Short exercise:
Exactly as written, quote every line that follows, skipping the images.

Data in this exercise:
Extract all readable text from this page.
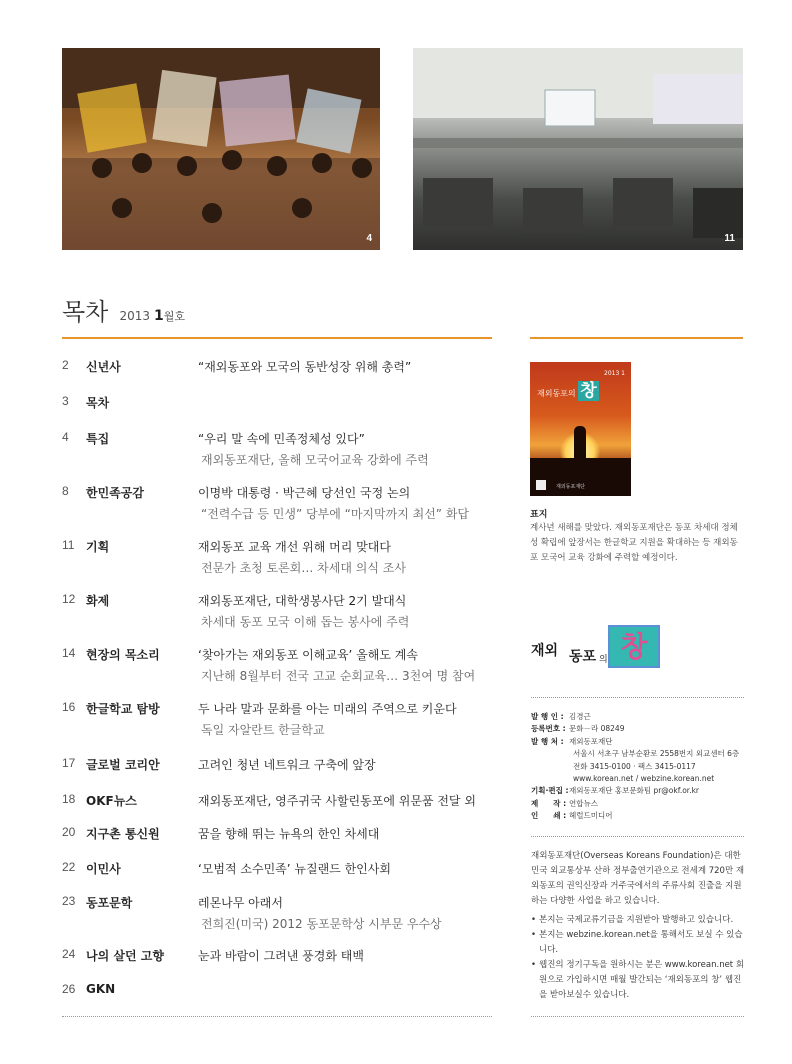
4	11
목차 2013 1월호
2	신년사	“재외동포와 모국의 동반성장 위해 총력”
3	목차
4	특집	“우리 말 속에 민족정체성 있다”
재외동포재단, 올해 모국어교육 강화에 주력
8	한민족공감	이명박 대통령 · 박근혜 당선인 국정 논의
“전력수급 등 민생” 당부에 “마지막까지 최선” 화답
11 기획	재외동포 교육 개선 위해 머리 맞대다
전문가 초청 토론회… 차세대 의식 조사
12 화제	재외동포재단, 대학생봉사단 2기 발대식
차세대 동포 모국 이해 돕는 봉사에 주력
14 현장의 목소리	‘찾아가는 재외동포 이해교육’ 올해도 계속
지난해 8월부터 전국 고교 순회교육… 3천여 명 참여
16 한글학교 탐방	두 나라 말과 문화를 아는 미래의 주역으로 키운다
독일 자알란트 한글학교
17 글로벌 코리안	고려인 청년 네트워크 구축에 앞장
18 OKF뉴스	재외동포재단, 영주귀국 사할린동포에 위문품 전달 외
20 지구촌 통신원	꿈을 향해 뛰는 뉴욕의 한인 차세대
22 이민사	‘모범적 소수민족’ 뉴질랜드 한인사회
23 동포문학	레몬나무 아래서
전희진(미국) 2012 동포문학상 시부문 우수상
24 나의 살던 고향	눈과 바람이 그려낸 풍경화 태백
26 GKN
재외동포의 창
2013 1
재외동포재단
표지
계사년 새해를 맞았다. 재외동포재단은 동포 차세대 정체성 확립에 앞장서는 한글학교 지원을 확대하는 등 재외동포 모국어 교육 강화에 주력할 예정이다.
재외 동포 의 창
발 행 인 : 김경근
등록번호 : 문화－라 08249
발 행 처 : 재외동포재단
서울시 서초구 남부순환로 2558번지 외교센터 6층
전화 3415-0100 · 팩스 3415-0117
www.korean.net / webzine.korean.net
기획·편집 : 재외동포재단 홍보문화팀 pr@okf.or.kr
제　　작 : 연합뉴스
인　　쇄 : 헤럴드미디어
재외동포재단(Overseas Koreans Foundation)은 대한민국 외교통상부 산하 정부출연기관으로 전세계 720만 재외동포의 권익신장과 거주국에서의 주류사회 진출을 지원하는 다양한 사업을 하고 있습니다.
• 본지는 국제교류기금을 지원받아 발행하고 있습니다.
• 본지는 webzine.korean.net을 통해서도 보실 수 있습니다.
• 웹진의 정기구독을 원하시는 분은 www.korean.net 회원으로 가입하시면 매월 발간되는 ‘재외동포의 창’ 웹진을 받아보실수 있습니다.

Result:
Extract all readable text from this page.
4	11
목차 2013 1월호
2	신년사	“재외동포와 모국의 동반성장 위해 총력”
3	목차
4	특집	“우리 말 속에 민족정체성 있다”
재외동포재단, 올해 모국어교육 강화에 주력
8	한민족공감	이명박 대통령 · 박근혜 당선인 국정 논의
“전력수급 등 민생” 당부에 “마지막까지 최선” 화답
11 기획	재외동포 교육 개선 위해 머리 맞대다
전문가 초청 토론회… 차세대 의식 조사
12 화제	재외동포재단, 대학생봉사단 2기 발대식
차세대 동포 모국 이해 돕는 봉사에 주력
14 현장의 목소리	‘찾아가는 재외동포 이해교육’ 올해도 계속
지난해 8월부터 전국 고교 순회교육… 3천여 명 참여
16 한글학교 탐방	두 나라 말과 문화를 아는 미래의 주역으로 키운다
독일 자알란트 한글학교
17 글로벌 코리안	고려인 청년 네트워크 구축에 앞장
18 OKF뉴스	재외동포재단, 영주귀국 사할린동포에 위문품 전달 외
20 지구촌 통신원	꿈을 향해 뛰는 뉴욕의 한인 차세대
22 이민사	‘모범적 소수민족’ 뉴질랜드 한인사회
23 동포문학	레몬나무 아래서
전희진(미국) 2012 동포문학상 시부문 우수상
24 나의 살던 고향	눈과 바람이 그려낸 풍경화 태백
26 GKN
재외동포의 창
2013 1
재외동포재단
표지
계사년 새해를 맞았다. 재외동포재단은 동포 차세대 정체성 확립에 앞장서는 한글학교 지원을 확대하는 등 재외동포 모국어 교육 강화에 주력할 예정이다.
재외 동포 의 창
발 행 인 : 김경근
등록번호 : 문화－라 08249
발 행 처 : 재외동포재단
서울시 서초구 남부순환로 2558번지 외교센터 6층
전화 3415-0100 · 팩스 3415-0117
www.korean.net / webzine.korean.net
기획·편집 : 재외동포재단 홍보문화팀 pr@okf.or.kr
제　　작 : 연합뉴스
인　　쇄 : 헤럴드미디어
재외동포재단(Overseas Koreans Foundation)은 대한민국 외교통상부 산하 정부출연기관으로 전세계 720만 재외동포의 권익신장과 거주국에서의 주류사회 진출을 지원하는 다양한 사업을 하고 있습니다.
• 본지는 국제교류기금을 지원받아 발행하고 있습니다.
• 본지는 webzine.korean.net을 통해서도 보실 수 있습니다.
• 웹진의 정기구독을 원하시는 분은 www.korean.net 회원으로 가입하시면 매월 발간되는 ‘재외동포의 창’ 웹진을 받아보실수 있습니다.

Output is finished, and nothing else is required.